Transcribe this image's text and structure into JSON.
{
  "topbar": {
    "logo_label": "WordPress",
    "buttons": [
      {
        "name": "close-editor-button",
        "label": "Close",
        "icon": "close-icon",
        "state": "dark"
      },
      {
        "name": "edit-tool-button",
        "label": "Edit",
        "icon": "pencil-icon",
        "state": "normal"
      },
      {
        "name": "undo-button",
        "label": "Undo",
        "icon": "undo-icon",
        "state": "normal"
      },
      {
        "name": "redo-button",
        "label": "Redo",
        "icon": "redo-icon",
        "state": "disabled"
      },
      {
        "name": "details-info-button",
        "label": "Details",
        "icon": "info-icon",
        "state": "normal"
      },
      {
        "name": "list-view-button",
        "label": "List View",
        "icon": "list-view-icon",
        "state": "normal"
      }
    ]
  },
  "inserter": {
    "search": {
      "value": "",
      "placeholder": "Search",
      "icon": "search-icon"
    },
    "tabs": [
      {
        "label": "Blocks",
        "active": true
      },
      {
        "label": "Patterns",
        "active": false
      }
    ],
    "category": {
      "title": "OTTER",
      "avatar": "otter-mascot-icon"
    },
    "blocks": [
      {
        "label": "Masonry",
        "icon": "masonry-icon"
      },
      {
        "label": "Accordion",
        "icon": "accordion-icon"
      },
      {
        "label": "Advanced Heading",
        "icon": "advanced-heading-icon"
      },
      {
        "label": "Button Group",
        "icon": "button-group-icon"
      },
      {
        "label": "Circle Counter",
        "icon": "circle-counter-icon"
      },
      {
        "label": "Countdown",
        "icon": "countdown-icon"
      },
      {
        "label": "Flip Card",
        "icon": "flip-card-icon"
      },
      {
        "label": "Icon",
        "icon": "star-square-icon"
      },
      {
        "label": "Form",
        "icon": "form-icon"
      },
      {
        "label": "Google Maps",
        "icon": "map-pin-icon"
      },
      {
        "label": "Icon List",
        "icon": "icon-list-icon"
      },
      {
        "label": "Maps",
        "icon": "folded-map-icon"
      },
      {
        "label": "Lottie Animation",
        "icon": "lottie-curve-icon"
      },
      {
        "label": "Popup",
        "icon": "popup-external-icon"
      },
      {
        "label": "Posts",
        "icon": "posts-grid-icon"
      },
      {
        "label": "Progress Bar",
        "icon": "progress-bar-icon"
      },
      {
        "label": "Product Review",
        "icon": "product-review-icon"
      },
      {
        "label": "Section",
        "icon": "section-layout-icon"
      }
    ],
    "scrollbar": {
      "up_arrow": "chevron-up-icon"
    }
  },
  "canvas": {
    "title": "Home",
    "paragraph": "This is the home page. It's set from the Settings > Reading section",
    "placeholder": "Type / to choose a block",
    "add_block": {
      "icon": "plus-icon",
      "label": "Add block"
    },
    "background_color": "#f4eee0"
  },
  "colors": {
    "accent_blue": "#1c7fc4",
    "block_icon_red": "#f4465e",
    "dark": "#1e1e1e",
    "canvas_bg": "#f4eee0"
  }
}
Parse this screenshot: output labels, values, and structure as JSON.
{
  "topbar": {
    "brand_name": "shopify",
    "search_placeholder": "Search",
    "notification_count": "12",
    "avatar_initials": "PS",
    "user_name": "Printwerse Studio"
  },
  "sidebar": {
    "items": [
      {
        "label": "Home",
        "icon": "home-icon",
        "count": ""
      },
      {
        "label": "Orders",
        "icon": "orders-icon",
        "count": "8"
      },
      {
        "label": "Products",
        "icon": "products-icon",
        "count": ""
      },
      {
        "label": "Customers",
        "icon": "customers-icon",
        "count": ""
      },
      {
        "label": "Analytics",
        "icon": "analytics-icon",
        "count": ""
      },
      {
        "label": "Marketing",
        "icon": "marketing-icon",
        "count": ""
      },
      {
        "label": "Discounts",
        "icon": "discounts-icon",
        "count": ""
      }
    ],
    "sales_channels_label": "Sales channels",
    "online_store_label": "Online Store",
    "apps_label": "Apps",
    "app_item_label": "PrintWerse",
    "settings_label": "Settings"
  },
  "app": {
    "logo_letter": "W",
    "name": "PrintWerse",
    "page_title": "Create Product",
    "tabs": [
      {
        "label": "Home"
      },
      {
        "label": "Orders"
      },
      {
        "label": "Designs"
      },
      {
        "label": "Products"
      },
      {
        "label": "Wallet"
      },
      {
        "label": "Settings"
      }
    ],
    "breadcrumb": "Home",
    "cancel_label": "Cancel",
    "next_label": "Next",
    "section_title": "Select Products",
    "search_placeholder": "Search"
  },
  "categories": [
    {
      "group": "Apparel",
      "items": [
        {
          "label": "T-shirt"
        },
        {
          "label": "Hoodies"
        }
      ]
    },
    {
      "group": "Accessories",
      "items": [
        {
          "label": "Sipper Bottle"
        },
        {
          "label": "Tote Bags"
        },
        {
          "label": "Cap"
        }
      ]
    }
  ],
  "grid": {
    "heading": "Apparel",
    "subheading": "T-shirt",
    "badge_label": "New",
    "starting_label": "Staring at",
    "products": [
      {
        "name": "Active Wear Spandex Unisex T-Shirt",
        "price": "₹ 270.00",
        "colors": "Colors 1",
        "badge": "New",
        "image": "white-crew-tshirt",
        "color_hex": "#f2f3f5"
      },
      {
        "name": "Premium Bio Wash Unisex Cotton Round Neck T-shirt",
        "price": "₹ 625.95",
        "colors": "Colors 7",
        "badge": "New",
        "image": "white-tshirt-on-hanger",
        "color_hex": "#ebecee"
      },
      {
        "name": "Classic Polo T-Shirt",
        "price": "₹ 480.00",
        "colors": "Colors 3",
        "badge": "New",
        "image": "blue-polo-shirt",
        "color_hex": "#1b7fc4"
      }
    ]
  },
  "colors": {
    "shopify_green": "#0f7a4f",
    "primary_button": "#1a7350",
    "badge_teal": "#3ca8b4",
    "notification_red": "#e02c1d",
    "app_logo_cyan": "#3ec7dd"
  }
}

**Problem requirements**
Type out all of the material again, word for word.

**Right answer**
Transcribe this image's text and structure into JSON.
{
  "topbar": {
    "logo_label": "WordPress",
    "buttons": [
      {
        "name": "close-editor-button",
        "label": "Close",
        "icon": "close-icon",
        "state": "dark"
      },
      {
        "name": "edit-tool-button",
        "label": "Edit",
        "icon": "pencil-icon",
        "state": "normal"
      },
      {
        "name": "undo-button",
        "label": "Undo",
        "icon": "undo-icon",
        "state": "normal"
      },
      {
        "name": "redo-button",
        "label": "Redo",
        "icon": "redo-icon",
        "state": "disabled"
      },
      {
        "name": "details-info-button",
        "label": "Details",
        "icon": "info-icon",
        "state": "normal"
      },
      {
        "name": "list-view-button",
        "label": "List View",
        "icon": "list-view-icon",
        "state": "normal"
      }
    ]
  },
  "inserter": {
    "search": {
      "value": "",
      "placeholder": "Search",
      "icon": "search-icon"
    },
    "tabs": [
      {
        "label": "Blocks",
        "active": true
      },
      {
        "label": "Patterns",
        "active": false
      }
    ],
    "category": {
      "title": "OTTER",
      "avatar": "otter-mascot-icon"
    },
    "blocks": [
      {
        "label": "Masonry",
        "icon": "masonry-icon"
      },
      {
        "label": "Accordion",
        "icon": "accordion-icon"
      },
      {
        "label": "Advanced Heading",
        "icon": "advanced-heading-icon"
      },
      {
        "label": "Button Group",
        "icon": "button-group-icon"
      },
      {
        "label": "Circle Counter",
        "icon": "circle-counter-icon"
      },
      {
        "label": "Countdown",
        "icon": "countdown-icon"
      },
      {
        "label": "Flip Card",
        "icon": "flip-card-icon"
      },
      {
        "label": "Icon",
        "icon": "star-square-icon"
      },
      {
        "label": "Form",
        "icon": "form-icon"
      },
      {
        "label": "Google Maps",
        "icon": "map-pin-icon"
      },
      {
        "label": "Icon List",
        "icon": "icon-list-icon"
      },
      {
        "label": "Maps",
        "icon": "folded-map-icon"
      },
      {
        "label": "Lottie Animation",
        "icon": "lottie-curve-icon"
      },
      {
        "label": "Popup",
        "icon": "popup-external-icon"
      },
      {
        "label": "Posts",
        "icon": "posts-grid-icon"
      },
      {
        "label": "Progress Bar",
        "icon": "progress-bar-icon"
      },
      {
        "label": "Product Review",
        "icon": "product-review-icon"
      },
      {
        "label": "Section",
        "icon": "section-layout-icon"
      }
    ],
    "scrollbar": {
      "up_arrow": "chevron-up-icon"
    }
  },
  "canvas": {
    "title": "Home",
    "paragraph": "This is the home page. It's set from the Settings > Reading section",
    "placeholder": "Type / to choose a block",
    "add_block": {
      "icon": "plus-icon",
      "label": "Add block"
    },
    "background_color": "#f4eee0"
  },
  "colors": {
    "accent_blue": "#1c7fc4",
    "block_icon_red": "#f4465e",
    "dark": "#1e1e1e",
    "canvas_bg": "#f4eee0"
  }
}
Parse this screenshot: output labels, values, and structure as JSON.
{
  "topbar": {
    "brand_name": "shopify",
    "search_placeholder": "Search",
    "notification_count": "12",
    "avatar_initials": "PS",
    "user_name": "Printwerse Studio"
  },
  "sidebar": {
    "items": [
      {
        "label": "Home",
        "icon": "home-icon",
        "count": ""
      },
      {
        "label": "Orders",
        "icon": "orders-icon",
        "count": "8"
      },
      {
        "label": "Products",
        "icon": "products-icon",
        "count": ""
      },
      {
        "label": "Customers",
        "icon": "customers-icon",
        "count": ""
      },
      {
        "label": "Analytics",
        "icon": "analytics-icon",
        "count": ""
      },
      {
        "label": "Marketing",
        "icon": "marketing-icon",
        "count": ""
      },
      {
        "label": "Discounts",
        "icon": "discounts-icon",
        "count": ""
      }
    ],
    "sales_channels_label": "Sales channels",
    "online_store_label": "Online Store",
    "apps_label": "Apps",
    "app_item_label": "PrintWerse",
    "settings_label": "Settings"
  },
  "app": {
    "logo_letter": "W",
    "name": "PrintWerse",
    "page_title": "Create Product",
    "tabs": [
      {
        "label": "Home"
      },
      {
        "label": "Orders"
      },
      {
        "label": "Designs"
      },
      {
        "label": "Products"
      },
      {
        "label": "Wallet"
      },
      {
        "label": "Settings"
      }
    ],
    "breadcrumb": "Home",
    "cancel_label": "Cancel",
    "next_label": "Next",
    "section_title": "Select Products",
    "search_placeholder": "Search"
  },
  "categories": [
    {
      "group": "Apparel",
      "items": [
        {
          "label": "T-shirt"
        },
        {
          "label": "Hoodies"
        }
      ]
    },
    {
      "group": "Accessories",
      "items": [
        {
          "label": "Sipper Bottle"
        },
        {
          "label": "Tote Bags"
        },
        {
          "label": "Cap"
        }
      ]
    }
  ],
  "grid": {
    "heading": "Apparel",
    "subheading": "T-shirt",
    "badge_label": "New",
    "starting_label": "Staring at",
    "products": [
      {
        "name": "Active Wear Spandex Unisex T-Shirt",
        "price": "₹ 270.00",
        "colors": "Colors 1",
        "badge": "New",
        "image": "white-crew-tshirt",
        "color_hex": "#f2f3f5"
      },
      {
        "name": "Premium Bio Wash Unisex Cotton Round Neck T-shirt",
        "price": "₹ 625.95",
        "colors": "Colors 7",
        "badge": "New",
        "image": "white-tshirt-on-hanger",
        "color_hex": "#ebecee"
      },
      {
        "name": "Classic Polo T-Shirt",
        "price": "₹ 480.00",
        "colors": "Colors 3",
        "badge": "New",
        "image": "blue-polo-shirt",
        "color_hex": "#1b7fc4"
      }
    ]
  },
  "colors": {
    "shopify_green": "#0f7a4f",
    "primary_button": "#1a7350",
    "badge_teal": "#3ca8b4",
    "notification_red": "#e02c1d",
    "app_logo_cyan": "#3ec7dd"
  }
}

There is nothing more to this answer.